* EXERCISE DESCRIPTION
Make an exact copy of all the data.

Items from a data source:
>>>
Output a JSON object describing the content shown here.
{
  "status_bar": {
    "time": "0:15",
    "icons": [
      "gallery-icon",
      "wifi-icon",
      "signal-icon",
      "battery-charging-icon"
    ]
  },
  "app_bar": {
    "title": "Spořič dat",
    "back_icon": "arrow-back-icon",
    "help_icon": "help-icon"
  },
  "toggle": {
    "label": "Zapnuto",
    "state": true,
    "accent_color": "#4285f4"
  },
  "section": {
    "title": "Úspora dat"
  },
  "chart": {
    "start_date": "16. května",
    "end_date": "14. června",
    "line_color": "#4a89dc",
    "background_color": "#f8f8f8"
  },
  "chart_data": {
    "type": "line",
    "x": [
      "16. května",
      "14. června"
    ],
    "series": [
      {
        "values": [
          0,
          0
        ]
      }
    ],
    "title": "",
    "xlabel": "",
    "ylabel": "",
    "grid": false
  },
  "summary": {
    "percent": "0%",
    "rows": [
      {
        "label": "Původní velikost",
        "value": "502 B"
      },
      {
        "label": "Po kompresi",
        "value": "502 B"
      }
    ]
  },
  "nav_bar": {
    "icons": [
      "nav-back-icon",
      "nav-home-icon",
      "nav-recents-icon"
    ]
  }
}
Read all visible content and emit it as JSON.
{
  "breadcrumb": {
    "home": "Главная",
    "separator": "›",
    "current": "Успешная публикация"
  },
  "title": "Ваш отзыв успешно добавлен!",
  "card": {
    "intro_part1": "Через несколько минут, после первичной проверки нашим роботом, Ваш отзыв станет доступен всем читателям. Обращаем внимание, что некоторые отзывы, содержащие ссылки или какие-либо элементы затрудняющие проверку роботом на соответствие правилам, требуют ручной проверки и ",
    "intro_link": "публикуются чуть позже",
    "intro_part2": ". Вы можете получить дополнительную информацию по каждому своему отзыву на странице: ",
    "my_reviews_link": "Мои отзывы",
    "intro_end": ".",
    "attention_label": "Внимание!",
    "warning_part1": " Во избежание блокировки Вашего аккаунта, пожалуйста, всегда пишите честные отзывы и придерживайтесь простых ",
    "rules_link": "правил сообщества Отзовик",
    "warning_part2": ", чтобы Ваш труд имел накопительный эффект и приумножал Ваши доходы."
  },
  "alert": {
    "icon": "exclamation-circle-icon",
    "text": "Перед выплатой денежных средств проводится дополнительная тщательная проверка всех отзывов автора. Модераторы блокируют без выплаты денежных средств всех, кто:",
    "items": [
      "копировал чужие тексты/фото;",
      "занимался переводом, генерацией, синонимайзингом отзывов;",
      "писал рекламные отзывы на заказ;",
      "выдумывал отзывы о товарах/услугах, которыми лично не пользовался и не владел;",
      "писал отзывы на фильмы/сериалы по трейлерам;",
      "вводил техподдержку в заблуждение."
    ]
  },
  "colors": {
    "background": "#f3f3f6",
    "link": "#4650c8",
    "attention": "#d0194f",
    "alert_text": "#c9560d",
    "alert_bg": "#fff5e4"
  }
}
<<<
* RESULT OF THIS EXERCISE
Output a JSON object describing the content shown here.
{
  "status_bar": {
    "time": "0:15",
    "icons": [
      "gallery-icon",
      "wifi-icon",
      "signal-icon",
      "battery-charging-icon"
    ]
  },
  "app_bar": {
    "title": "Spořič dat",
    "back_icon": "arrow-back-icon",
    "help_icon": "help-icon"
  },
  "toggle": {
    "label": "Zapnuto",
    "state": true,
    "accent_color": "#4285f4"
  },
  "section": {
    "title": "Úspora dat"
  },
  "chart": {
    "start_date": "16. května",
    "end_date": "14. června",
    "line_color": "#4a89dc",
    "background_color": "#f8f8f8"
  },
  "chart_data": {
    "type": "line",
    "x": [
      "16. května",
      "14. června"
    ],
    "series": [
      {
        "values": [
          0,
          0
        ]
      }
    ],
    "title": "",
    "xlabel": "",
    "ylabel": "",
    "grid": false
  },
  "summary": {
    "percent": "0%",
    "rows": [
      {
        "label": "Původní velikost",
        "value": "502 B"
      },
      {
        "label": "Po kompresi",
        "value": "502 B"
      }
    ]
  },
  "nav_bar": {
    "icons": [
      "nav-back-icon",
      "nav-home-icon",
      "nav-recents-icon"
    ]
  }
}
Read all visible content and emit it as JSON.
{
  "breadcrumb": {
    "home": "Главная",
    "separator": "›",
    "current": "Успешная публикация"
  },
  "title": "Ваш отзыв успешно добавлен!",
  "card": {
    "intro_part1": "Через несколько минут, после первичной проверки нашим роботом, Ваш отзыв станет доступен всем читателям. Обращаем внимание, что некоторые отзывы, содержащие ссылки или какие-либо элементы затрудняющие проверку роботом на соответствие правилам, требуют ручной проверки и ",
    "intro_link": "публикуются чуть позже",
    "intro_part2": ". Вы можете получить дополнительную информацию по каждому своему отзыву на странице: ",
    "my_reviews_link": "Мои отзывы",
    "intro_end": ".",
    "attention_label": "Внимание!",
    "warning_part1": " Во избежание блокировки Вашего аккаунта, пожалуйста, всегда пишите честные отзывы и придерживайтесь простых ",
    "rules_link": "правил сообщества Отзовик",
    "warning_part2": ", чтобы Ваш труд имел накопительный эффект и приумножал Ваши доходы."
  },
  "alert": {
    "icon": "exclamation-circle-icon",
    "text": "Перед выплатой денежных средств проводится дополнительная тщательная проверка всех отзывов автора. Модераторы блокируют без выплаты денежных средств всех, кто:",
    "items": [
      "копировал чужие тексты/фото;",
      "занимался переводом, генерацией, синонимайзингом отзывов;",
      "писал рекламные отзывы на заказ;",
      "выдумывал отзывы о товарах/услугах, которыми лично не пользовался и не владел;",
      "писал отзывы на фильмы/сериалы по трейлерам;",
      "вводил техподдержку в заблуждение."
    ]
  },
  "colors": {
    "background": "#f3f3f6",
    "link": "#4650c8",
    "attention": "#d0194f",
    "alert_text": "#c9560d",
    "alert_bg": "#fff5e4"
  }
}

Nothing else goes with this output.